__What is asked__:
Scan the data below for the string "Keagamaan". Show every line where it turns up.

----- Records -----

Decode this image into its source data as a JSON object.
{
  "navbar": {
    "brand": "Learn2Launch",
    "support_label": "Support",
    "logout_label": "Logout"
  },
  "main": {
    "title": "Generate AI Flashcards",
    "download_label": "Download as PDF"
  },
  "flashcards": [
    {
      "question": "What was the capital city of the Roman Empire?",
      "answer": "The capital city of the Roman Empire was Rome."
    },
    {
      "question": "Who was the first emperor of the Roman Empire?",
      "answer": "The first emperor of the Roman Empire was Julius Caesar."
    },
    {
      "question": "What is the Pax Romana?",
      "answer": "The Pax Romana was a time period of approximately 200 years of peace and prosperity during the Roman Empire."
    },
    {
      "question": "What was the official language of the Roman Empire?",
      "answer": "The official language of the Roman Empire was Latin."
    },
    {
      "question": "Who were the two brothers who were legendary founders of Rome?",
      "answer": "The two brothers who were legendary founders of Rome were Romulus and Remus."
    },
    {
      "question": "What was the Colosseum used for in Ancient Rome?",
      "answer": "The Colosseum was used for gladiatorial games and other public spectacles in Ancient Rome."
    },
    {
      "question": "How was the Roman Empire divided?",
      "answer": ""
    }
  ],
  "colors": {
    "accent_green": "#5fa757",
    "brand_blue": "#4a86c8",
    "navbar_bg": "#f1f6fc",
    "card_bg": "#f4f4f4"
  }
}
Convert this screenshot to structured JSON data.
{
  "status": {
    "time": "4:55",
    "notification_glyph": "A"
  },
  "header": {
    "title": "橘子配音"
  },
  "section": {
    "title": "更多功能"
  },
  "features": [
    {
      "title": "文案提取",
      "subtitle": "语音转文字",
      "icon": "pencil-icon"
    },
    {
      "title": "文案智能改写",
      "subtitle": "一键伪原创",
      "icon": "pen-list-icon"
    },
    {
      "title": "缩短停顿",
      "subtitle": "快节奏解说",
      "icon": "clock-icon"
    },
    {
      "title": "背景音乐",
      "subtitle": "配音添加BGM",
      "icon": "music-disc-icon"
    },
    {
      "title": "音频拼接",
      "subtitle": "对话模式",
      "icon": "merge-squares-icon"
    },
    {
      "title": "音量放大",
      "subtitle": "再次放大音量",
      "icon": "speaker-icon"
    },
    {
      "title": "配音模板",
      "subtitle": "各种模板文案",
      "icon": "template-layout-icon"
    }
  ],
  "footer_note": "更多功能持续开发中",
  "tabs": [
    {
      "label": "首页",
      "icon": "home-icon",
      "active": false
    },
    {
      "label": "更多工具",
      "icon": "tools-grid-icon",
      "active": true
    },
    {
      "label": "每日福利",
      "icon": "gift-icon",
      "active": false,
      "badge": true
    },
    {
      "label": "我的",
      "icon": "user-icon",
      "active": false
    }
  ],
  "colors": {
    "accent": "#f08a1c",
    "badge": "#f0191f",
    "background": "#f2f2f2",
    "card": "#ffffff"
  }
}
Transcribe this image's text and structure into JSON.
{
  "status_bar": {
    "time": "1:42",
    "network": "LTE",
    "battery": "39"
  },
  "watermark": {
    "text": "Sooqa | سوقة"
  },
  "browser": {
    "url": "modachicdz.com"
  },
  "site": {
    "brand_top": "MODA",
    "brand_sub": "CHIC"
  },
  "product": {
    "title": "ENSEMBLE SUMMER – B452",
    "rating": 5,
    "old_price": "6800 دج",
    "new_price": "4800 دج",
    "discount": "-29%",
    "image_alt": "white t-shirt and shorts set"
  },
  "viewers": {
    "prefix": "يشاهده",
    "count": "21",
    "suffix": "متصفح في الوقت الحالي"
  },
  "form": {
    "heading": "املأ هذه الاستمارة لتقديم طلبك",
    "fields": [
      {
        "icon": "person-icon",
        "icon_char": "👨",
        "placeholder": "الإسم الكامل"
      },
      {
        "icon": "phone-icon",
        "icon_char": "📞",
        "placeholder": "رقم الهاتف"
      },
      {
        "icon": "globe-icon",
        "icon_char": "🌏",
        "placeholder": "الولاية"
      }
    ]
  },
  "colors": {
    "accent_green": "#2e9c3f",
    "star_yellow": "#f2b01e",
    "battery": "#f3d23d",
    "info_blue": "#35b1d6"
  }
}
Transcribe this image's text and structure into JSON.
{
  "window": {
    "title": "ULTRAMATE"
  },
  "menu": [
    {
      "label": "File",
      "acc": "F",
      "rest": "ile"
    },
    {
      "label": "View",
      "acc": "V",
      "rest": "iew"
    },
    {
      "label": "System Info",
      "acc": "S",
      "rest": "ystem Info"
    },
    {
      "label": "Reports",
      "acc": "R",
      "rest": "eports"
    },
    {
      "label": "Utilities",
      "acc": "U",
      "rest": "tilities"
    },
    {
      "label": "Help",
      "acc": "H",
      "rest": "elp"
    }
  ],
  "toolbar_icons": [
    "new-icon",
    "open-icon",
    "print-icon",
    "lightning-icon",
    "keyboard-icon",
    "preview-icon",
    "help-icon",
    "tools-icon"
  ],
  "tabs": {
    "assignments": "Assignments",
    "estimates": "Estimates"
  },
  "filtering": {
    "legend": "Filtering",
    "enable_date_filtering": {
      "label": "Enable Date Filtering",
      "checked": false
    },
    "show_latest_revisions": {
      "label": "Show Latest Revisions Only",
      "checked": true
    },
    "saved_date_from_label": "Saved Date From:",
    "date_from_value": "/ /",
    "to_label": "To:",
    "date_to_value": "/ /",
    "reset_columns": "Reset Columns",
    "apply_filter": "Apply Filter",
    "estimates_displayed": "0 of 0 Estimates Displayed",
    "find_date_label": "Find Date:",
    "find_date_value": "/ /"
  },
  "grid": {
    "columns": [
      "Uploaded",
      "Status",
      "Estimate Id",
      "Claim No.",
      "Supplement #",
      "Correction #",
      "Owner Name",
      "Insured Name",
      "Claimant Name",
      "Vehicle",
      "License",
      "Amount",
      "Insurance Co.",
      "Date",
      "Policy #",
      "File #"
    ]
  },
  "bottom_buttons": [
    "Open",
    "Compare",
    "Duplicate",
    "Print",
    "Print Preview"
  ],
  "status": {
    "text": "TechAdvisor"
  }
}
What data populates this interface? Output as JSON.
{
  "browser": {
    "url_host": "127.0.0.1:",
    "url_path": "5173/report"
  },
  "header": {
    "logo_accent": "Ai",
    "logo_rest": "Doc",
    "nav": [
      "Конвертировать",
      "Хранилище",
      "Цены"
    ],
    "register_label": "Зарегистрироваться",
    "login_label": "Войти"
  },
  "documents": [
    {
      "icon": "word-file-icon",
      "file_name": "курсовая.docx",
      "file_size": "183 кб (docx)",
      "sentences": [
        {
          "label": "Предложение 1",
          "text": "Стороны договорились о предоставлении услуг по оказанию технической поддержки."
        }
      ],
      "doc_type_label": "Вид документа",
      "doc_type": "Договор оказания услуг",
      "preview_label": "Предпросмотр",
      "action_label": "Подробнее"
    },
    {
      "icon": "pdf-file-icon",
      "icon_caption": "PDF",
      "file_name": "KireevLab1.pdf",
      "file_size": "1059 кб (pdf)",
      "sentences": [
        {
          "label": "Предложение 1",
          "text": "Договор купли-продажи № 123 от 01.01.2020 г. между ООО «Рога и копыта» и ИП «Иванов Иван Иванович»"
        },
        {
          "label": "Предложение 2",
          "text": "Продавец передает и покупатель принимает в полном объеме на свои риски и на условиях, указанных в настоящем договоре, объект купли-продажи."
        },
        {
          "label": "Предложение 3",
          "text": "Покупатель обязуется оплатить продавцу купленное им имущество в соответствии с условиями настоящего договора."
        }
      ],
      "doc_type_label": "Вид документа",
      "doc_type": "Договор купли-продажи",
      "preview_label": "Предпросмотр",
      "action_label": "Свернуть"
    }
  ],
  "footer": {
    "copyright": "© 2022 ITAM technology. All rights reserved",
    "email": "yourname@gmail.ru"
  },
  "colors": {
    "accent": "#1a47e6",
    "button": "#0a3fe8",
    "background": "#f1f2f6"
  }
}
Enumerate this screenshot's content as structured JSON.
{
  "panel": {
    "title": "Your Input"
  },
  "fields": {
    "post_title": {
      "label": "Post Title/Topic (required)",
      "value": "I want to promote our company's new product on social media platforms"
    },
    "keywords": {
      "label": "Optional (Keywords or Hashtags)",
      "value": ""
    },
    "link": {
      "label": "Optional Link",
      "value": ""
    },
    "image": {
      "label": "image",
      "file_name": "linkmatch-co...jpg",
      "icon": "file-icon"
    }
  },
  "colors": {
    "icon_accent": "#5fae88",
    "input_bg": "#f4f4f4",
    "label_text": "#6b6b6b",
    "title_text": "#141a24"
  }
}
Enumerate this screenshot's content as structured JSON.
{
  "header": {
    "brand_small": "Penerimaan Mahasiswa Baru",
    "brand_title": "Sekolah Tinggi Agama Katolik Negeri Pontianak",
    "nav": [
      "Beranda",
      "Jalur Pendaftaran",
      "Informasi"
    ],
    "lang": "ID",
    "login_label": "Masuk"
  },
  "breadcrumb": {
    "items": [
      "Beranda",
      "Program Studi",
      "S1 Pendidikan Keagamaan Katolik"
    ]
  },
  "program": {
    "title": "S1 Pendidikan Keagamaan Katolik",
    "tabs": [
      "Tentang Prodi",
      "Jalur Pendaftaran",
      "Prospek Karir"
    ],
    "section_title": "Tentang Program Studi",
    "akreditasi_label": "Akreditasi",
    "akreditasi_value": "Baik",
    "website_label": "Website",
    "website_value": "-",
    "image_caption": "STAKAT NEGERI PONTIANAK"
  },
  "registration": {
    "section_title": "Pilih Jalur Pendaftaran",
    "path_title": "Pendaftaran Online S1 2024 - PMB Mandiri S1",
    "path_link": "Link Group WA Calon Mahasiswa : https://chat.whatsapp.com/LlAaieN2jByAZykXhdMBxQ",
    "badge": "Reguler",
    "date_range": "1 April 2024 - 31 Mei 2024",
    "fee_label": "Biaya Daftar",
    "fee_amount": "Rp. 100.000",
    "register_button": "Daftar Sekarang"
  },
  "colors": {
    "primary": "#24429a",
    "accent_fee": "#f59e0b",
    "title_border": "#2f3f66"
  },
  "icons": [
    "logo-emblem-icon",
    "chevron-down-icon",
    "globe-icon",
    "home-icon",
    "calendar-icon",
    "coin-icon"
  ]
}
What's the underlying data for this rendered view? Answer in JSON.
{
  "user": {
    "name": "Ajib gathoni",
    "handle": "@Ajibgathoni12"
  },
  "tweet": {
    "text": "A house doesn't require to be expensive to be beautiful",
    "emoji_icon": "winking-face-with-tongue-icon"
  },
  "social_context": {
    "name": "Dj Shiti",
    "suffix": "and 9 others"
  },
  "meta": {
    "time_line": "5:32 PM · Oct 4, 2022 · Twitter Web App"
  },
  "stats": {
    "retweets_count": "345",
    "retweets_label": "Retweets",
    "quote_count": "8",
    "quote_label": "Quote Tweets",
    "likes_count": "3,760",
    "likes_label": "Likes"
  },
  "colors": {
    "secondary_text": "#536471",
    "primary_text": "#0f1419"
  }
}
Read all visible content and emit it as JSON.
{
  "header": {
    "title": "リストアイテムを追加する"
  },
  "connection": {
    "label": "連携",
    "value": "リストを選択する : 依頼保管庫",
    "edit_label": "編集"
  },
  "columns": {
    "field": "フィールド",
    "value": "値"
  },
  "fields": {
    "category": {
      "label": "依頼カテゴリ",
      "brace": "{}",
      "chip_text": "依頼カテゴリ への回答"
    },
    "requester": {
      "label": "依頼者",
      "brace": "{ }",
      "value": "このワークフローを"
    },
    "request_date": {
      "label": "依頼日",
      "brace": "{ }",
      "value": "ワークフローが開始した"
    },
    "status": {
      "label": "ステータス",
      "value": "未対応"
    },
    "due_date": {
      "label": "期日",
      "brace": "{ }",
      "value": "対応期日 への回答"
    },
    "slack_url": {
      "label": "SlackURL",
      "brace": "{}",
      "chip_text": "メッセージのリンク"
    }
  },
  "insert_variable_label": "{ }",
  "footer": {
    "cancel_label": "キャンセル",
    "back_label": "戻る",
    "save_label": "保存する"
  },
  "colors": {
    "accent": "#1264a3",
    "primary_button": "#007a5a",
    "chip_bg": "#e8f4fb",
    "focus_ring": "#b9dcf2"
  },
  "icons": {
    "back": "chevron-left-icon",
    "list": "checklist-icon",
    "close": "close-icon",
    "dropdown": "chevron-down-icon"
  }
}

-----

__Exercise answer__:
      "S1 Pendidikan Keagamaan Katolik"
    "title": "S1 Pendidikan Keagamaan Katolik",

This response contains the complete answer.